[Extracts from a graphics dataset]
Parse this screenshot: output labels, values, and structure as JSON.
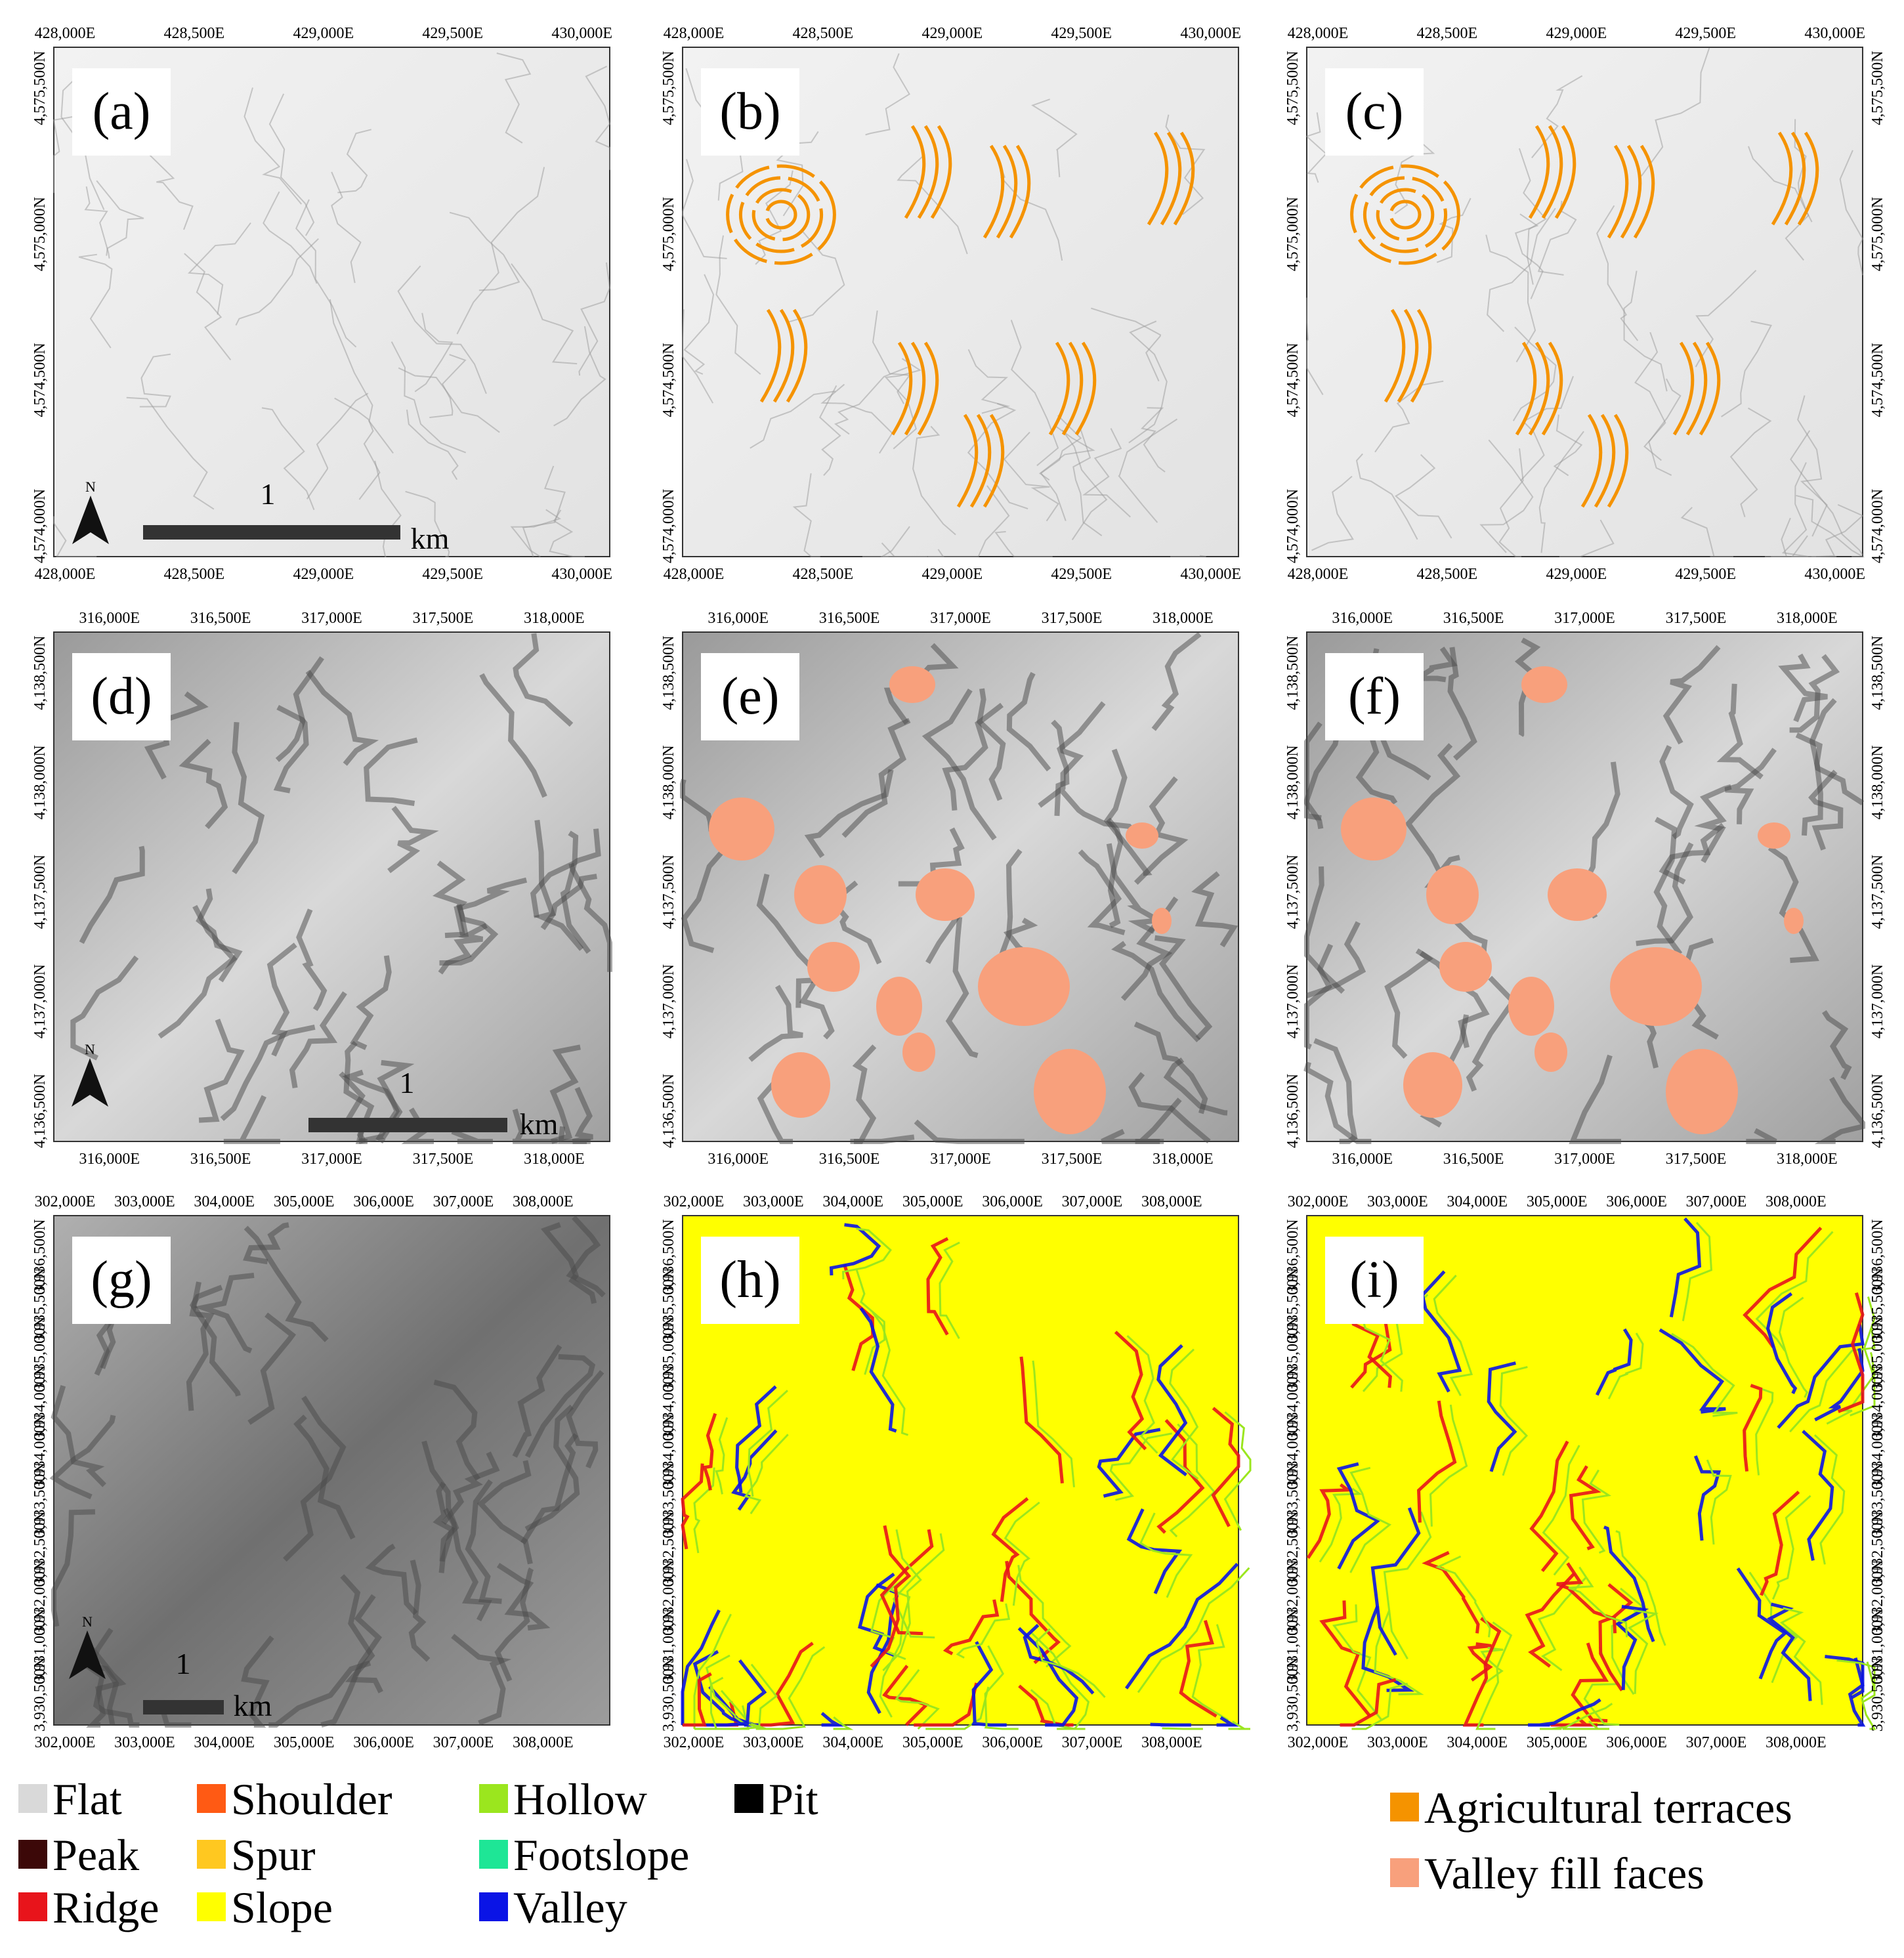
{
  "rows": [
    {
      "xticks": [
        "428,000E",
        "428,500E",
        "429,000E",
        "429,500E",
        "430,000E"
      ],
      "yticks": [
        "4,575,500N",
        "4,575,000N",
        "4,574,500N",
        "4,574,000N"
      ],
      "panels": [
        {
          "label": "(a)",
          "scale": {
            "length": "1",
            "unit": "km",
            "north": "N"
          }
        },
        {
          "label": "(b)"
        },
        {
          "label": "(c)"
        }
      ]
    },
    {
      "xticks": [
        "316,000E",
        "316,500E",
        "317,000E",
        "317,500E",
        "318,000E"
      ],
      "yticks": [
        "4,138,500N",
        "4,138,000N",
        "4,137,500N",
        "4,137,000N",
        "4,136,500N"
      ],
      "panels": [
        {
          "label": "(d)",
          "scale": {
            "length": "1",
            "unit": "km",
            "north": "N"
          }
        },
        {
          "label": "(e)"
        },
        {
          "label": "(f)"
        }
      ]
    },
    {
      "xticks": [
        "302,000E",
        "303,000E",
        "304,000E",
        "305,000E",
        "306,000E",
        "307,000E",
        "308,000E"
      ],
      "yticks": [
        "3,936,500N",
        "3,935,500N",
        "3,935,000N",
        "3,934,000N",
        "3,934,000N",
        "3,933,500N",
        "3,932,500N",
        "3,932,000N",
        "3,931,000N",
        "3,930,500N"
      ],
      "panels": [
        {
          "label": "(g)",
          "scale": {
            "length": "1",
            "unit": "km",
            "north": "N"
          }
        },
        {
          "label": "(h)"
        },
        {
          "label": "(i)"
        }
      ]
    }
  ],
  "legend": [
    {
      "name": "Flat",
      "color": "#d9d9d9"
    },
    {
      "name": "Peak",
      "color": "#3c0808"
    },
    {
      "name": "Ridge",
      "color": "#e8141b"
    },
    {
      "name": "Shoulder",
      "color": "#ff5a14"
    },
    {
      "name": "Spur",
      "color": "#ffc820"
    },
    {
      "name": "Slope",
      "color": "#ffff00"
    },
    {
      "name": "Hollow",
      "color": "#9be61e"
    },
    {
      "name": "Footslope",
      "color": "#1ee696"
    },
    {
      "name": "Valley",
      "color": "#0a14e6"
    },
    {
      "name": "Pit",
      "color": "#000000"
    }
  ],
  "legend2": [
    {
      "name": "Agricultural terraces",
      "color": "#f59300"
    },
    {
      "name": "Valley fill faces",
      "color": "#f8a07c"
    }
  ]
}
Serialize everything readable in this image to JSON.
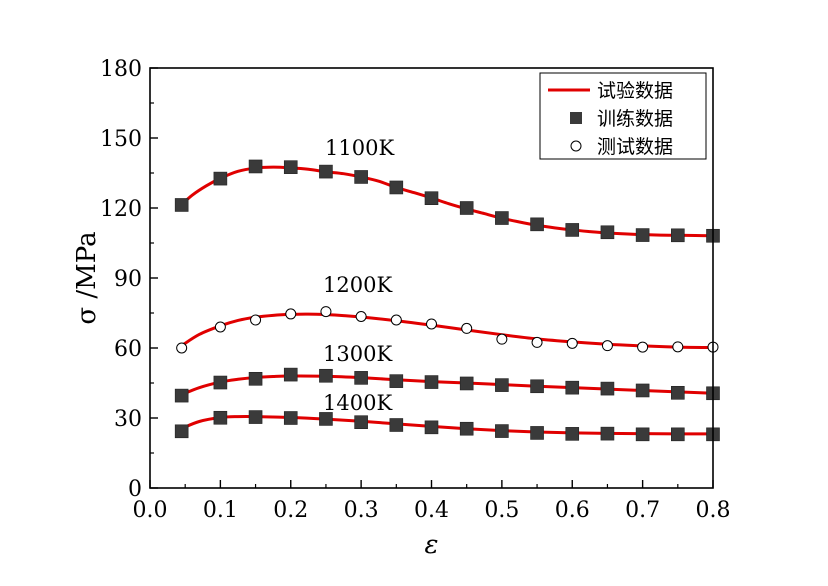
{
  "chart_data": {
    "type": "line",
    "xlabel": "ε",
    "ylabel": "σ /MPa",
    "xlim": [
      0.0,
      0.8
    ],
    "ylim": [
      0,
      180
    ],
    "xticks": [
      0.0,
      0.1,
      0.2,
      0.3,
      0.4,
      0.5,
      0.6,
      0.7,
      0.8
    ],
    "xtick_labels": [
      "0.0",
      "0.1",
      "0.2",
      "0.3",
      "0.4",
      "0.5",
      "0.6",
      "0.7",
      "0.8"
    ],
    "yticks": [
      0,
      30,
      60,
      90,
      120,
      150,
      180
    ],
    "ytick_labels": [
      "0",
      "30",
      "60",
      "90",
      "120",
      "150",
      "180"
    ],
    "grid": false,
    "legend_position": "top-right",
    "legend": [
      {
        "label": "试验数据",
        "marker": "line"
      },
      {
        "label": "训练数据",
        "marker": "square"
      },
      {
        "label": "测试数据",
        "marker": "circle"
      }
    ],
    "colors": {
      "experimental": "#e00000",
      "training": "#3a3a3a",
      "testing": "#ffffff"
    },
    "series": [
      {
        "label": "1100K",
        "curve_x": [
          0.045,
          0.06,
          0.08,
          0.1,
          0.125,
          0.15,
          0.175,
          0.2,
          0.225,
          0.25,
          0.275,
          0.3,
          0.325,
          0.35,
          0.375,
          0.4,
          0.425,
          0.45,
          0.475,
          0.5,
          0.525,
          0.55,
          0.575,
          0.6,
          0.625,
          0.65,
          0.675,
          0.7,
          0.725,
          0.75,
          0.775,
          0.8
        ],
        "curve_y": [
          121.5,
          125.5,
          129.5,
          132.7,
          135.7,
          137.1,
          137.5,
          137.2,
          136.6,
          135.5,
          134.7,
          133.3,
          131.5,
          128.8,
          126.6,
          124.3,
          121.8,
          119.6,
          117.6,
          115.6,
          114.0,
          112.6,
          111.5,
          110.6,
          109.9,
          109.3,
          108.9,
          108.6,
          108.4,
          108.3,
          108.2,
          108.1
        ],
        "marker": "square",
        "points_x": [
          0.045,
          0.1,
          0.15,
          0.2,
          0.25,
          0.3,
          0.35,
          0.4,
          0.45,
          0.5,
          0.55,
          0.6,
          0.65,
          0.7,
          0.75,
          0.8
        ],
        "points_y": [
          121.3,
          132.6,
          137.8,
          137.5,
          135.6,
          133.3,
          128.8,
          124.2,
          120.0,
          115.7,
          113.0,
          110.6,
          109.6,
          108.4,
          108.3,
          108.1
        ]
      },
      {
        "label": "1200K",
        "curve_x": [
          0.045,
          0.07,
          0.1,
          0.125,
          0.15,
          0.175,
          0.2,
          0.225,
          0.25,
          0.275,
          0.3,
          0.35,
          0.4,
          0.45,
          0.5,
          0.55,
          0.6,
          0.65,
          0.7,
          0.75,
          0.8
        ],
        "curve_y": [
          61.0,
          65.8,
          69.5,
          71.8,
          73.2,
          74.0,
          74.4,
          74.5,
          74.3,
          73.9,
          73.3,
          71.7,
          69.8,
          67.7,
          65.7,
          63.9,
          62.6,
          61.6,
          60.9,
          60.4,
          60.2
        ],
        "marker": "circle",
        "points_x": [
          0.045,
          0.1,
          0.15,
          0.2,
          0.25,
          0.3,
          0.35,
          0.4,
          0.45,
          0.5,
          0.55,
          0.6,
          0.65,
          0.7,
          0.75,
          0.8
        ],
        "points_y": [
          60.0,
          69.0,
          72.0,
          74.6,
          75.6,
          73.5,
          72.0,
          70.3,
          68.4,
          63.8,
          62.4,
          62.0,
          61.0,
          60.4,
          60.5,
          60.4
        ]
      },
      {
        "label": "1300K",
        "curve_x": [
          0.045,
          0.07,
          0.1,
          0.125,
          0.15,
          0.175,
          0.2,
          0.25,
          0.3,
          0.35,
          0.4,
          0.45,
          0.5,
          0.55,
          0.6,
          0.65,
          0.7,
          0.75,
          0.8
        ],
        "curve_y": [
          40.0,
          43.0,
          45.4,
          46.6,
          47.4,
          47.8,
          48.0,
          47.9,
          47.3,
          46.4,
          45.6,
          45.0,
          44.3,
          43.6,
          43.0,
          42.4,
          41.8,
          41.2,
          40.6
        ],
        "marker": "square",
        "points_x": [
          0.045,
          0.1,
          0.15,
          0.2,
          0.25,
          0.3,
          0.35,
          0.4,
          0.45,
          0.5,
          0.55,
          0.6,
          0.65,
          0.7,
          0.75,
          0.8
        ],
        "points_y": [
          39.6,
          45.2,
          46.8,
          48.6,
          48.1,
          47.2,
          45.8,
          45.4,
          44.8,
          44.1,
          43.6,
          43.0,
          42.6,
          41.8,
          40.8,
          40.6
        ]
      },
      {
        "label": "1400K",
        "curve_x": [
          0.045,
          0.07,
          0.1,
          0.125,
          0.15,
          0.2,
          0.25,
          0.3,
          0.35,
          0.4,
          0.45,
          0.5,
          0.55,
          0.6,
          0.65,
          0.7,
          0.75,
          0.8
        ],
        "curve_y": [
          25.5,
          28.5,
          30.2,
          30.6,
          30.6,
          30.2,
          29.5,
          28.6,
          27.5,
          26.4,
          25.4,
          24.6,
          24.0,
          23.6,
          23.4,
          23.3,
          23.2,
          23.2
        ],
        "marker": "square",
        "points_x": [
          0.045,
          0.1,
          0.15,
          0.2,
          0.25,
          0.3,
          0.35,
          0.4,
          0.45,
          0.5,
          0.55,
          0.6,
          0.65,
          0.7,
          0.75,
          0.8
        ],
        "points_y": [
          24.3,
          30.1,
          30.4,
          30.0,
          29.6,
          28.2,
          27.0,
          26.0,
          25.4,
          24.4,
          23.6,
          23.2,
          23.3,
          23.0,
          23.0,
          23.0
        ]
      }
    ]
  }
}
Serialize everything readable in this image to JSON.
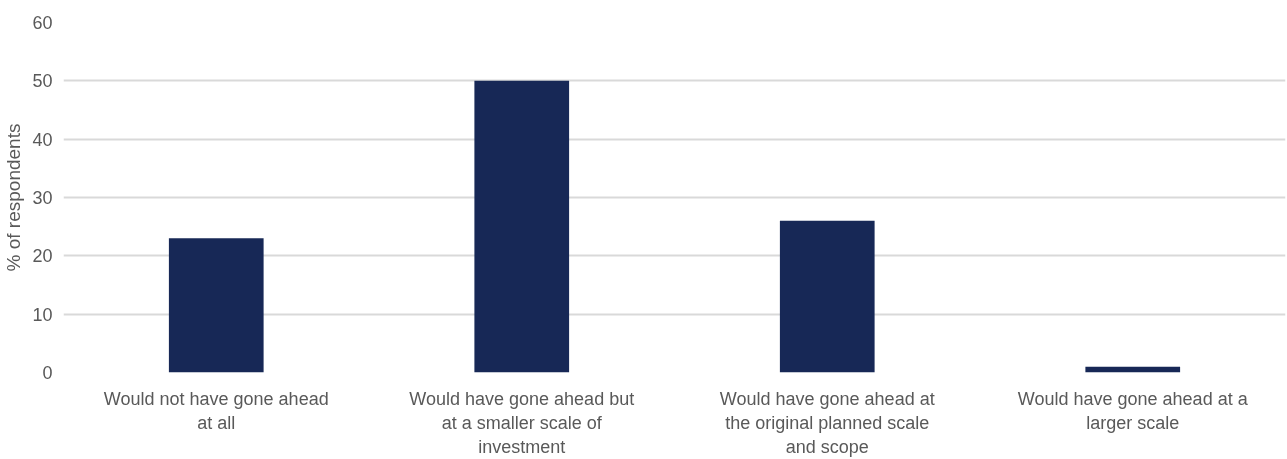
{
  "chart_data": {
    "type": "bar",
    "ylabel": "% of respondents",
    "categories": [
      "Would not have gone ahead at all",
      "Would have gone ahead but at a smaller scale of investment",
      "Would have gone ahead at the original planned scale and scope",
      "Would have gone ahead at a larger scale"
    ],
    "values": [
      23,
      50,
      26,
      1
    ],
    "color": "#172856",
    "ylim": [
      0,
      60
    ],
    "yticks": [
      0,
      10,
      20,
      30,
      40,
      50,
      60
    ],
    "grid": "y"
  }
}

* [EXERCISE]: Which lines include the word "name"? Copy every one of them.

* [FINAL RESULT]:
      "name": "Flat",
      "name": "Peak",
      "name": "Ridge",
      "name": "Shoulder",
      "name": "Spur",
      "name": "Slope",
      "name": "Hollow",
      "name": "Footslope",
      "name": "Valley",
      "name": "Pit",
      "name": "Agricultural terraces",
      "name": "Valley fill faces",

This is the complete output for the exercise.